(Dataset rows about figures)
%%
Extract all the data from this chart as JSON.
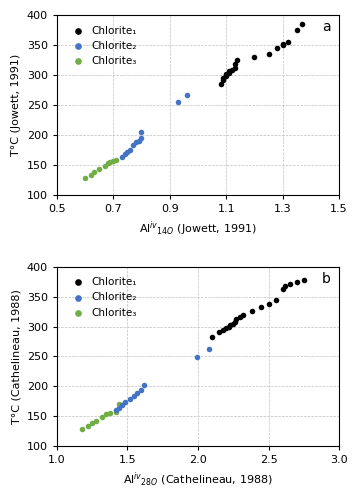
{
  "panel_a": {
    "label": "a",
    "xlabel": "Al$^{iv}$$_{14O}$ (Jowett, 1991)",
    "ylabel": "T°C (Jowett, 1991)",
    "xlim": [
      0.5,
      1.5
    ],
    "ylim": [
      100,
      400
    ],
    "xticks": [
      0.5,
      0.7,
      0.9,
      1.1,
      1.3,
      1.5
    ],
    "yticks": [
      100,
      150,
      200,
      250,
      300,
      350,
      400
    ],
    "chlorite1_x": [
      1.08,
      1.09,
      1.09,
      1.1,
      1.1,
      1.1,
      1.11,
      1.11,
      1.12,
      1.13,
      1.13,
      1.14,
      1.2,
      1.25,
      1.28,
      1.3,
      1.3,
      1.32,
      1.35,
      1.37
    ],
    "chlorite1_y": [
      285,
      291,
      295,
      298,
      300,
      302,
      304,
      306,
      308,
      312,
      318,
      325,
      330,
      335,
      345,
      350,
      352,
      355,
      375,
      385
    ],
    "chlorite2_x": [
      0.73,
      0.74,
      0.75,
      0.76,
      0.77,
      0.78,
      0.79,
      0.8,
      0.8,
      0.93,
      0.96
    ],
    "chlorite2_y": [
      163,
      167,
      171,
      175,
      183,
      188,
      190,
      195,
      205,
      255,
      267
    ],
    "chlorite3_x": [
      0.6,
      0.62,
      0.63,
      0.65,
      0.67,
      0.68,
      0.69,
      0.7,
      0.71
    ],
    "chlorite3_y": [
      128,
      133,
      138,
      142,
      148,
      152,
      155,
      156,
      158
    ]
  },
  "panel_b": {
    "label": "b",
    "xlabel": "Al$^{iv}$$_{28O}$ (Cathelineau, 1988)",
    "ylabel": "T°C (Cathelineau, 1988)",
    "xlim": [
      1.0,
      3.0
    ],
    "ylim": [
      100,
      400
    ],
    "xticks": [
      1.0,
      1.5,
      2.0,
      2.5,
      3.0
    ],
    "yticks": [
      100,
      150,
      200,
      250,
      300,
      350,
      400
    ],
    "chlorite1_x": [
      2.1,
      2.15,
      2.18,
      2.2,
      2.22,
      2.23,
      2.25,
      2.26,
      2.27,
      2.3,
      2.32,
      2.38,
      2.45,
      2.5,
      2.55,
      2.6,
      2.62,
      2.65,
      2.7,
      2.75
    ],
    "chlorite1_y": [
      283,
      290,
      294,
      297,
      300,
      302,
      305,
      308,
      312,
      316,
      320,
      326,
      332,
      338,
      345,
      363,
      367,
      371,
      375,
      378
    ],
    "chlorite2_x": [
      1.42,
      1.44,
      1.46,
      1.48,
      1.52,
      1.55,
      1.57,
      1.6,
      1.62,
      1.99,
      2.08
    ],
    "chlorite2_y": [
      161,
      164,
      168,
      173,
      178,
      183,
      188,
      194,
      202,
      249,
      262
    ],
    "chlorite3_x": [
      1.18,
      1.22,
      1.25,
      1.28,
      1.32,
      1.35,
      1.38,
      1.42,
      1.44
    ],
    "chlorite3_y": [
      129,
      133,
      138,
      142,
      148,
      153,
      156,
      157,
      170
    ]
  },
  "colors": {
    "chlorite1": "#000000",
    "chlorite2": "#4472c4",
    "chlorite3": "#70ad47"
  },
  "marker_size": 16,
  "legend_labels": [
    "Chlorite₁",
    "Chlorite₂",
    "Chlorite₃"
  ],
  "background": "#ffffff",
  "grid_color": "#c0c0c0"
}
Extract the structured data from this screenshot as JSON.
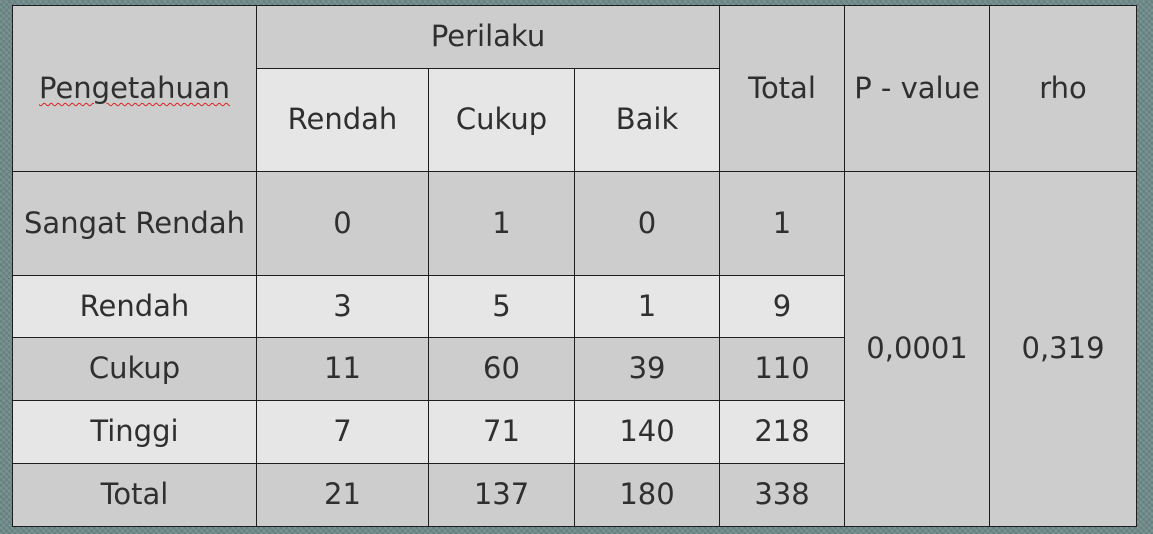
{
  "table": {
    "header": {
      "row_label": "Pengetahuan",
      "group_label": "Perilaku",
      "sub_columns": [
        "Rendah",
        "Cukup",
        "Baik"
      ],
      "total_label": "Total",
      "pvalue_label": "P - value",
      "rho_label": "rho"
    },
    "rows": [
      {
        "label": "Sangat Rendah",
        "values": [
          "0",
          "1",
          "0"
        ],
        "total": "1"
      },
      {
        "label": "Rendah",
        "values": [
          "3",
          "5",
          "1"
        ],
        "total": "9"
      },
      {
        "label": "Cukup",
        "values": [
          "11",
          "60",
          "39"
        ],
        "total": "110"
      },
      {
        "label": "Tinggi",
        "values": [
          "7",
          "71",
          "140"
        ],
        "total": "218"
      },
      {
        "label": "Total",
        "values": [
          "21",
          "137",
          "180"
        ],
        "total": "338"
      }
    ],
    "p_value": "0,0001",
    "rho": "0,319"
  }
}
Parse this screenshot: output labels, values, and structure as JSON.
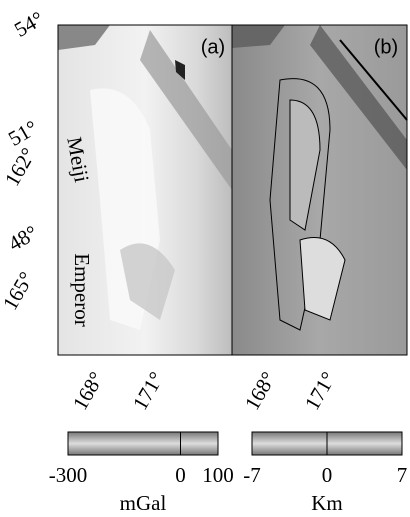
{
  "panels": [
    {
      "label": "(a)"
    },
    {
      "label": "(b)"
    }
  ],
  "lat_labels": [
    "54°",
    "51°",
    "48°"
  ],
  "lon_left_labels": [
    "162°",
    "165°"
  ],
  "lon_bottom_labels": [
    [
      "168°",
      "171°"
    ],
    [
      "168°",
      "171°"
    ]
  ],
  "features": [
    "Meiji",
    "Emperor"
  ],
  "colorbars": [
    {
      "ticks": [
        -300,
        0,
        100
      ],
      "unit": "mGal"
    },
    {
      "ticks": [
        -7,
        0,
        7
      ],
      "unit": "Km"
    }
  ]
}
%%
# [WORK TO BE COMPLETED]
Leave out the pictures, and give all the records again exactly.

# [CORRECT OUTPUT]
Extract all the data from this chart as JSON.
{
  "panel_a": {
    "label": "a",
    "xlabel": "Al$^{iv}$$_{14O}$ (Jowett, 1991)",
    "ylabel": "T°C (Jowett, 1991)",
    "xlim": [
      0.5,
      1.5
    ],
    "ylim": [
      100,
      400
    ],
    "xticks": [
      0.5,
      0.7,
      0.9,
      1.1,
      1.3,
      1.5
    ],
    "yticks": [
      100,
      150,
      200,
      250,
      300,
      350,
      400
    ],
    "chlorite1_x": [
      1.08,
      1.09,
      1.09,
      1.1,
      1.1,
      1.1,
      1.11,
      1.11,
      1.12,
      1.13,
      1.13,
      1.14,
      1.2,
      1.25,
      1.28,
      1.3,
      1.3,
      1.32,
      1.35,
      1.37
    ],
    "chlorite1_y": [
      285,
      291,
      295,
      298,
      300,
      302,
      304,
      306,
      308,
      312,
      318,
      325,
      330,
      335,
      345,
      350,
      352,
      355,
      375,
      385
    ],
    "chlorite2_x": [
      0.73,
      0.74,
      0.75,
      0.76,
      0.77,
      0.78,
      0.79,
      0.8,
      0.8,
      0.93,
      0.96
    ],
    "chlorite2_y": [
      163,
      167,
      171,
      175,
      183,
      188,
      190,
      195,
      205,
      255,
      267
    ],
    "chlorite3_x": [
      0.6,
      0.62,
      0.63,
      0.65,
      0.67,
      0.68,
      0.69,
      0.7,
      0.71
    ],
    "chlorite3_y": [
      128,
      133,
      138,
      142,
      148,
      152,
      155,
      156,
      158
    ]
  },
  "panel_b": {
    "label": "b",
    "xlabel": "Al$^{iv}$$_{28O}$ (Cathelineau, 1988)",
    "ylabel": "T°C (Cathelineau, 1988)",
    "xlim": [
      1.0,
      3.0
    ],
    "ylim": [
      100,
      400
    ],
    "xticks": [
      1.0,
      1.5,
      2.0,
      2.5,
      3.0
    ],
    "yticks": [
      100,
      150,
      200,
      250,
      300,
      350,
      400
    ],
    "chlorite1_x": [
      2.1,
      2.15,
      2.18,
      2.2,
      2.22,
      2.23,
      2.25,
      2.26,
      2.27,
      2.3,
      2.32,
      2.38,
      2.45,
      2.5,
      2.55,
      2.6,
      2.62,
      2.65,
      2.7,
      2.75
    ],
    "chlorite1_y": [
      283,
      290,
      294,
      297,
      300,
      302,
      305,
      308,
      312,
      316,
      320,
      326,
      332,
      338,
      345,
      363,
      367,
      371,
      375,
      378
    ],
    "chlorite2_x": [
      1.42,
      1.44,
      1.46,
      1.48,
      1.52,
      1.55,
      1.57,
      1.6,
      1.62,
      1.99,
      2.08
    ],
    "chlorite2_y": [
      161,
      164,
      168,
      173,
      178,
      183,
      188,
      194,
      202,
      249,
      262
    ],
    "chlorite3_x": [
      1.18,
      1.22,
      1.25,
      1.28,
      1.32,
      1.35,
      1.38,
      1.42,
      1.44
    ],
    "chlorite3_y": [
      129,
      133,
      138,
      142,
      148,
      153,
      156,
      157,
      170
    ]
  },
  "colors": {
    "chlorite1": "#000000",
    "chlorite2": "#4472c4",
    "chlorite3": "#70ad47"
  },
  "marker_size": 16,
  "legend_labels": [
    "Chlorite₁",
    "Chlorite₂",
    "Chlorite₃"
  ],
  "background": "#ffffff",
  "grid_color": "#c0c0c0"
}
Extract the structured data from this screenshot as JSON.
{
  "table": {
    "header": {
      "row_label": "Pengetahuan",
      "group_label": "Perilaku",
      "sub_columns": [
        "Rendah",
        "Cukup",
        "Baik"
      ],
      "total_label": "Total",
      "pvalue_label": "P - value",
      "rho_label": "rho"
    },
    "rows": [
      {
        "label": "Sangat Rendah",
        "values": [
          "0",
          "1",
          "0"
        ],
        "total": "1"
      },
      {
        "label": "Rendah",
        "values": [
          "3",
          "5",
          "1"
        ],
        "total": "9"
      },
      {
        "label": "Cukup",
        "values": [
          "11",
          "60",
          "39"
        ],
        "total": "110"
      },
      {
        "label": "Tinggi",
        "values": [
          "7",
          "71",
          "140"
        ],
        "total": "218"
      },
      {
        "label": "Total",
        "values": [
          "21",
          "137",
          "180"
        ],
        "total": "338"
      }
    ],
    "p_value": "0,0001",
    "rho": "0,319"
  }
}
Parse this screenshot: output labels, values, and structure as JSON.
{
  "panels": [
    {
      "label": "(a)"
    },
    {
      "label": "(b)"
    }
  ],
  "lat_labels": [
    "54°",
    "51°",
    "48°"
  ],
  "lon_left_labels": [
    "162°",
    "165°"
  ],
  "lon_bottom_labels": [
    [
      "168°",
      "171°"
    ],
    [
      "168°",
      "171°"
    ]
  ],
  "features": [
    "Meiji",
    "Emperor"
  ],
  "colorbars": [
    {
      "ticks": [
        -300,
        0,
        100
      ],
      "unit": "mGal"
    },
    {
      "ticks": [
        -7,
        0,
        7
      ],
      "unit": "Km"
    }
  ]
}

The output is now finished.